**Job**. Pull every line that holds the word "insoluble" from the entries.
## Begin
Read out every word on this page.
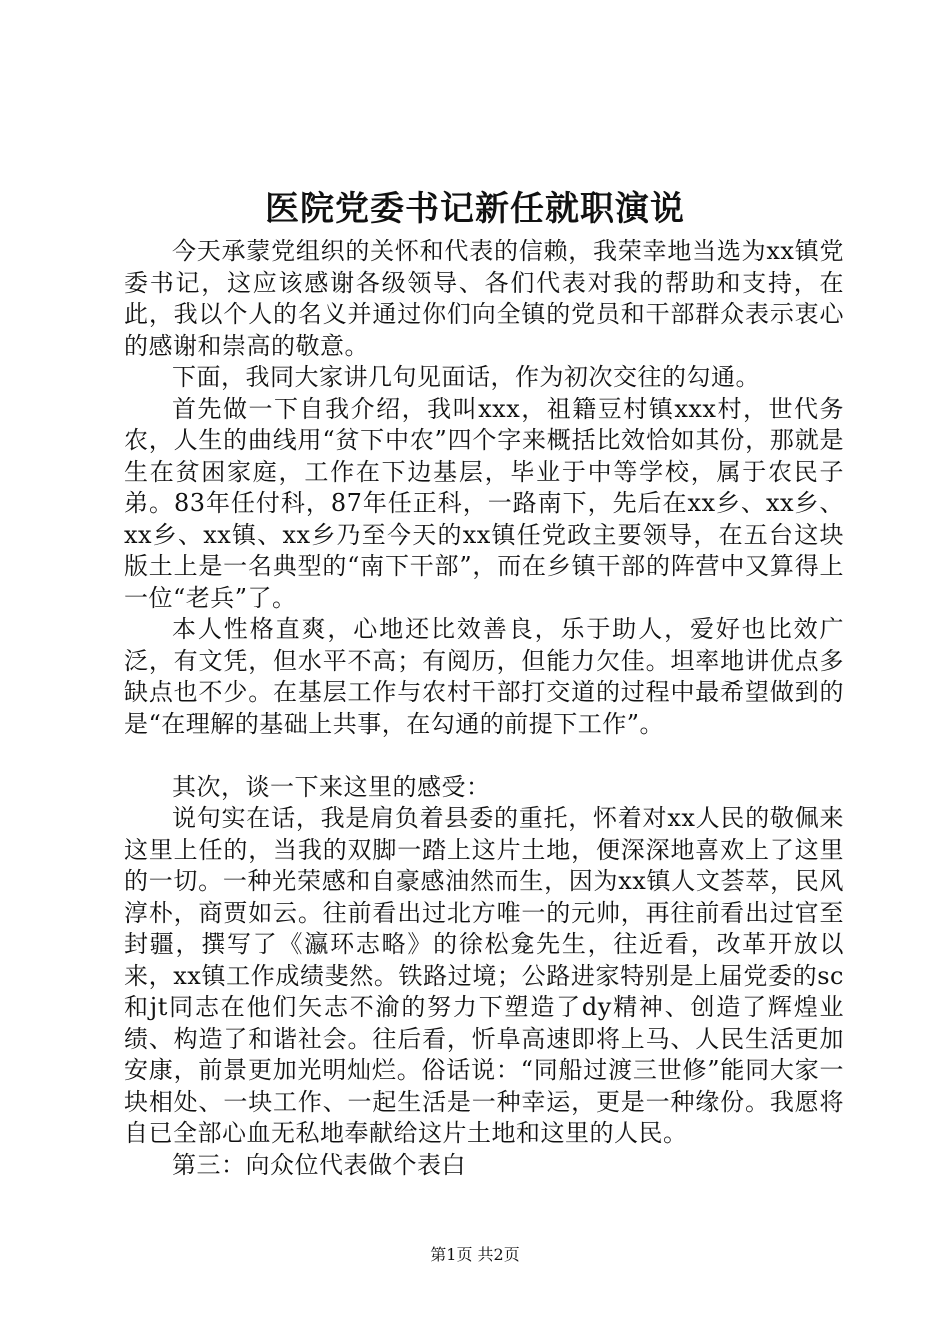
医院党委书记新任就职演说

今天承蒙党组织的关怀和代表的信赖，我荣幸地当选为xx镇党委书记，这应该感谢各级领导、各们代表对我的帮助和支持，在此，我以个人的名义并通过你们向全镇的党员和干部群众表示衷心的感谢和崇高的敬意。

下面，我同大家讲几句见面话，作为初次交往的勾通。

首先做一下自我介绍，我叫xxx，祖籍豆村镇xxx村，世代务农，人生的曲线用“贫下中农”四个字来概括比效恰如其份，那就是生在贫困家庭，工作在下边基层，毕业于中等学校，属于农民子弟。83年任付科，87年任正科，一路南下，先后在xx乡、xx乡、xx乡、xx镇、xx乡乃至今天的xx镇任党政主要领导，在五台这块版土上是一名典型的“南下干部”，而在乡镇干部的阵营中又算得上一位“老兵”了。

本人性格直爽，心地还比效善良，乐于助人，爱好也比效广泛，有文凭，但水平不高；有阅历，但能力欠佳。坦率地讲优点多缺点也不少。在基层工作与农村干部打交道的过程中最希望做到的是“在理解的基础上共事，在勾通的前提下工作”。

其次，谈一下来这里的感受：

说句实在话，我是肩负着县委的重托，怀着对xx人民的敬佩来这里上任的，当我的双脚一踏上这片土地，便深深地喜欢上了这里的一切。一种光荣感和自豪感油然而生，因为xx镇人文荟萃，民风淳朴，商贾如云。往前看出过北方唯一的元帅，再往前看出过官至封疆，撰写了《瀛环志略》的徐松龛先生，往近看，改革开放以来，xx镇工作成绩斐然。铁路过境；公路进家特别是上届党委的sc和jt同志在他们矢志不渝的努力下塑造了dy精神、创造了辉煌业绩、构造了和谐社会。往后看，忻阜高速即将上马、人民生活更加安康，前景更加光明灿烂。俗话说：“同船过渡三世修”能同大家一块相处、一块工作、一起生活是一种幸运，更是一种缘份。我愿将自已全部心血无私地奉献给这片土地和这里的人民。

第三：向众位代表做个表白

第1页 共2页
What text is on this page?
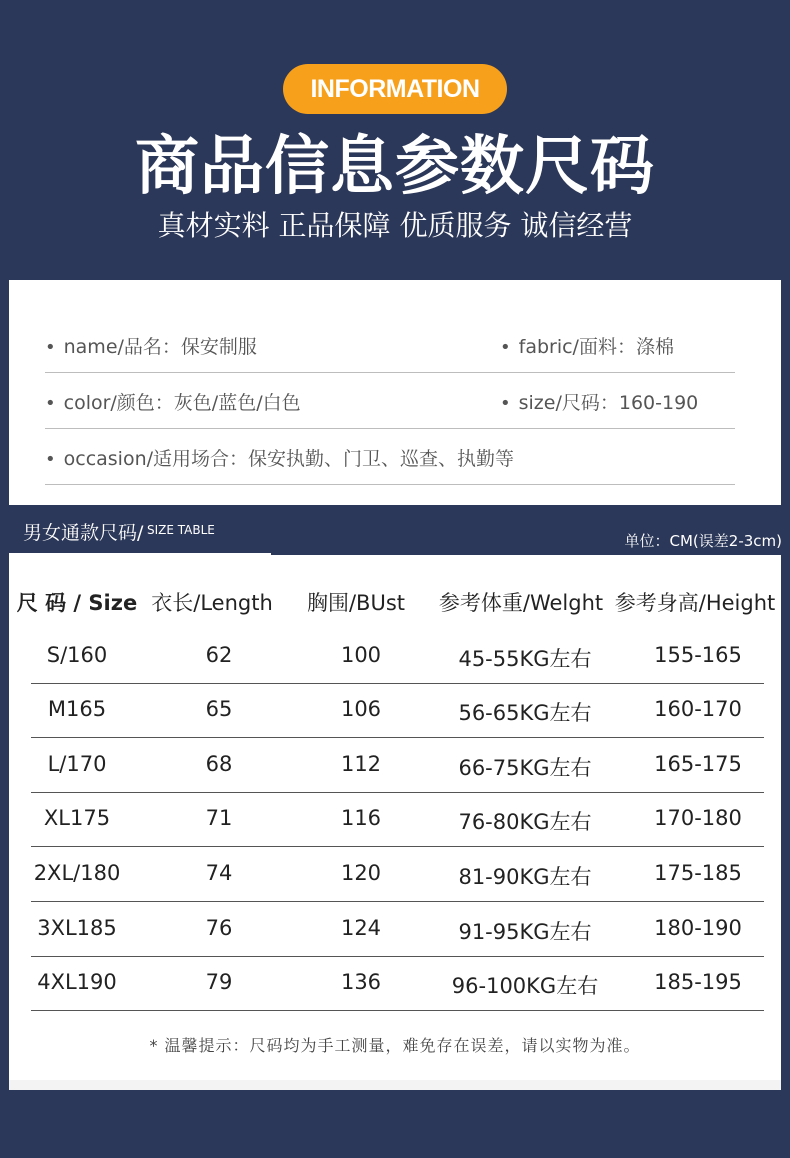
INFORMATION
商品信息参数尺码
真材实料 正品保障 优质服务 诚信经营
• name/品名：保安制服	• fabric/面料：涤棉
• color/颜色：灰色/蓝色/白色	• size/尺码：160-190
• occasion/适用场合：保安执勤、门卫、巡查、执勤等
男女通款尺码/ SIZE TABLE
单位：CM(误差2-3cm)
尺 码 / Size 衣长/Length 胸围/BUst 参考体重/Welght 参考身高/Height
S/160	62	100	45-55KG左右	155-165
M165	65	106	56-65KG左右	160-170
L/170	68	112	66-75KG左右	165-175
XL175	71	116	76-80KG左右	170-180
2XL/180	74	120	81-90KG左右	175-185
3XL185	76	124	91-95KG左右	180-190
4XL190	79	136	96-100KG左右	185-195
* 温馨提示：尺码均为手工测量，难免存在误差，请以实物为准。
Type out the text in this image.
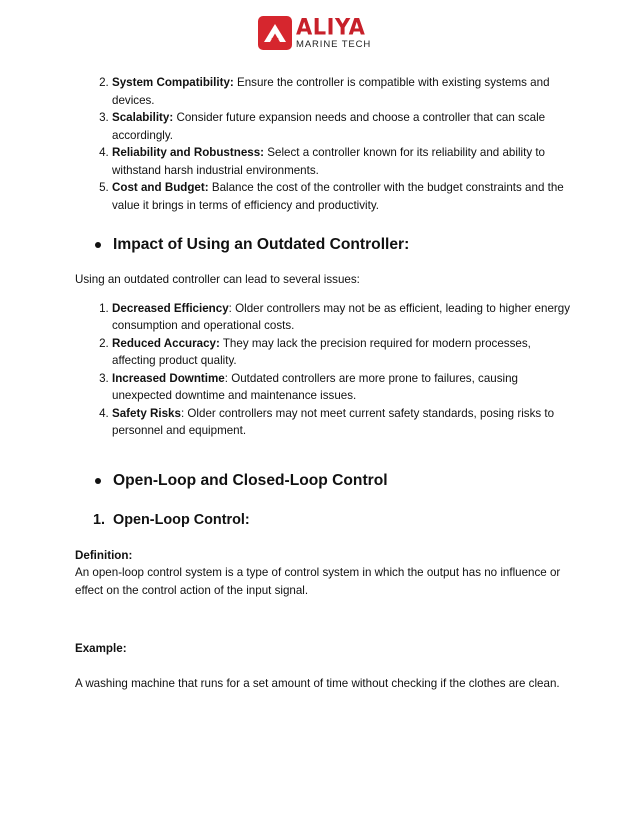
ALIYA
MARINE TECH
2. System Compatibility: Ensure the controller is compatible with existing systems and devices.
3. Scalability: Consider future expansion needs and choose a controller that can scale accordingly.
4. Reliability and Robustness: Select a controller known for its reliability and ability to withstand harsh industrial environments.
5. Cost and Budget: Balance the cost of the controller with the budget constraints and the value it brings in terms of efficiency and productivity.
Impact of Using an Outdated Controller:

Using an outdated controller can lead to several issues:

1. Decreased Efficiency: Older controllers may not be as efficient, leading to higher energy consumption and operational costs.
2. Reduced Accuracy: They may lack the precision required for modern processes, affecting product quality.
3. Increased Downtime: Outdated controllers are more prone to failures, causing unexpected downtime and maintenance issues.
4. Safety Risks: Older controllers may not meet current safety standards, posing risks to personnel and equipment.
Open-Loop and Closed-Loop Control
1. Open-Loop Control:

Definition:

An open-loop control system is a type of control system in which the output has no influence or effect on the control action of the input signal.

Example:

A washing machine that runs for a set amount of time without checking if the clothes are clean.
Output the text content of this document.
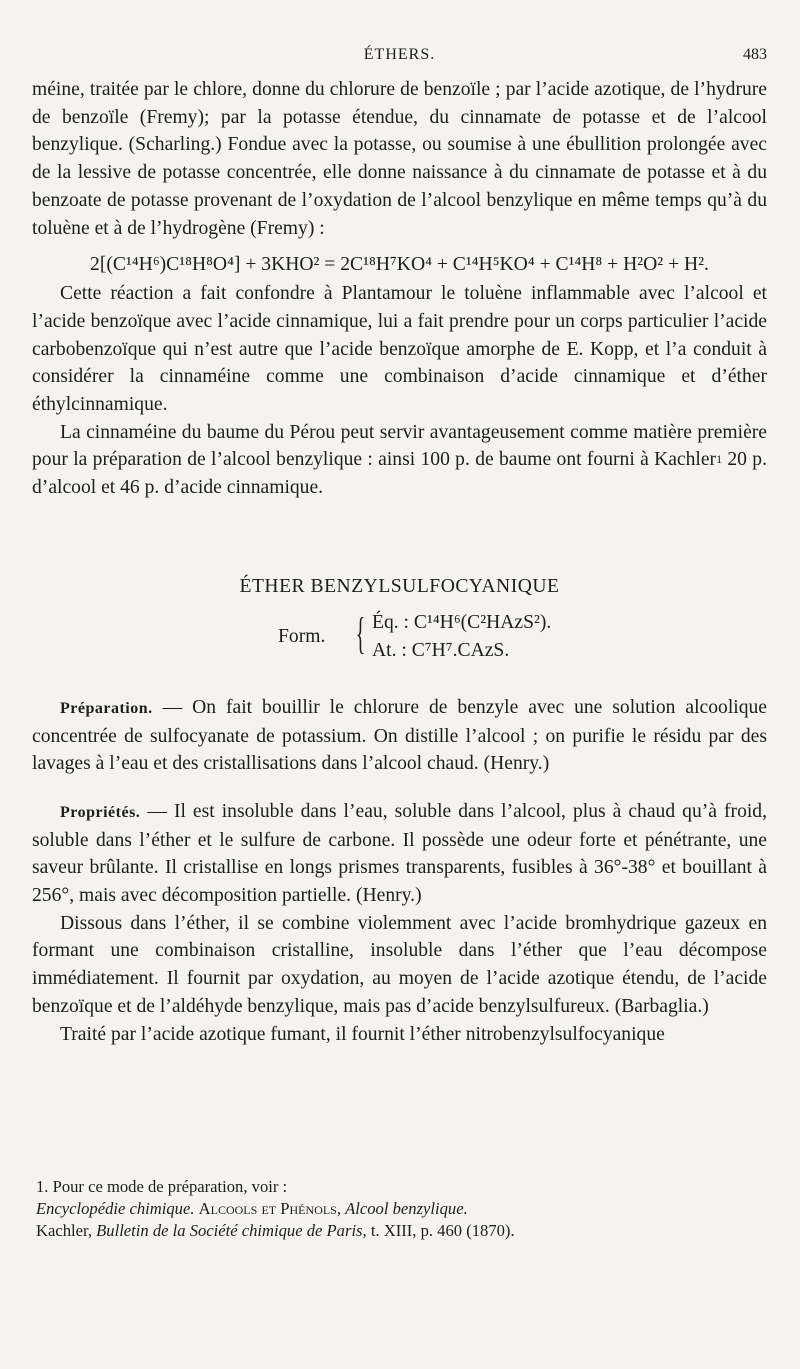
ÉTHERS.	483

méine, traitée par le chlore, donne du chlorure de benzoïle ; par l’acide azotique, de l’hydrure de benzoïle (Fremy); par la potasse étendue, du cinnamate de potasse et de l’alcool benzylique. (Scharling.) Fondue avec la potasse, ou soumise à une ébullition prolongée avec de la lessive de potasse concentrée, elle donne naissance à du cinnamate de potasse et à du benzoate de potasse provenant de l’oxydation de l’alcool benzylique en même temps qu’à du toluène et à de l’hydrogène (Fremy) :

2[(C¹⁴H⁶)C¹⁸H⁸O⁴] + 3KHO² = 2C¹⁸H⁷KO⁴ + C¹⁴H⁵KO⁴ + C¹⁴H⁸ + H²O² + H².

Cette réaction a fait confondre à Plantamour le toluène inflammable avec l’alcool et l’acide benzoïque avec l’acide cinnamique, lui a fait prendre pour un corps particulier l’acide carbobenzoïque qui n’est autre que l’acide benzoïque amorphe de E. Kopp, et l’a conduit à considérer la cinnaméine comme une combinaison d’acide cinnamique et d’éther éthylcinnamique.

La cinnaméine du baume du Pérou peut servir avantageusement comme matière première pour la préparation de l’alcool benzylique : ainsi 100 p. de baume ont fourni à Kachler$^1$ 20 p. d’alcool et 46 p. d’acide cinnamique.

ÉTHER BENZYLSULFOCYANIQUE
Form. { Éq. : C¹⁴H⁶(C²HAzS²).
At. : C⁷H⁷.CAzS.

Préparation. — On fait bouillir le chlorure de benzyle avec une solution alcoolique concentrée de sulfocyanate de potassium. On distille l’alcool ; on purifie le résidu par des lavages à l’eau et des cristallisations dans l’alcool chaud. (Henry.)

Propriétés. — Il est insoluble dans l’eau, soluble dans l’alcool, plus à chaud qu’à froid, soluble dans l’éther et le sulfure de carbone. Il possède une odeur forte et pénétrante, une saveur brûlante. Il cristallise en longs prismes transparents, fusibles à 36°-38° et bouillant à 256°, mais avec décomposition partielle. (Henry.)

Dissous dans l’éther, il se combine violemment avec l’acide bromhydrique gazeux en formant une combinaison cristalline, insoluble dans l’éther que l’eau décompose immédiatement. Il fournit par oxydation, au moyen de l’acide azotique étendu, de l’acide benzoïque et de l’aldéhyde benzylique, mais pas d’acide benzylsulfureux. (Barbaglia.)

Traité par l’acide azotique fumant, il fournit l’éther nitrobenzylsulfocyanique

1. Pour ce mode de préparation, voir :
Encyclopédie chimique. Alcools et Phénols, Alcool benzylique.
Kachler, Bulletin de la Société chimique de Paris, t. XIII, p. 460 (1870).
## End
**Result of the task**.
Propriétés. — Il est insoluble dans l’eau, soluble dans l’alcool, plus à chaud qu’à froid, soluble dans l’éther et le sulfure de carbone. Il possède une odeur forte et pénétrante, une saveur brûlante. Il cristallise en longs prismes transparents, fusibles à 36°-38° et bouillant à 256°, mais avec décomposition partielle. (Henry.)
Dissous dans l’éther, il se combine violemment avec l’acide bromhydrique gazeux en formant une combinaison cristalline, insoluble dans l’éther que l’eau décompose immédiatement. Il fournit par oxydation, au moyen de l’acide azotique étendu, de l’acide benzoïque et de l’aldéhyde benzylique, mais pas d’acide benzylsulfureux. (Barbaglia.)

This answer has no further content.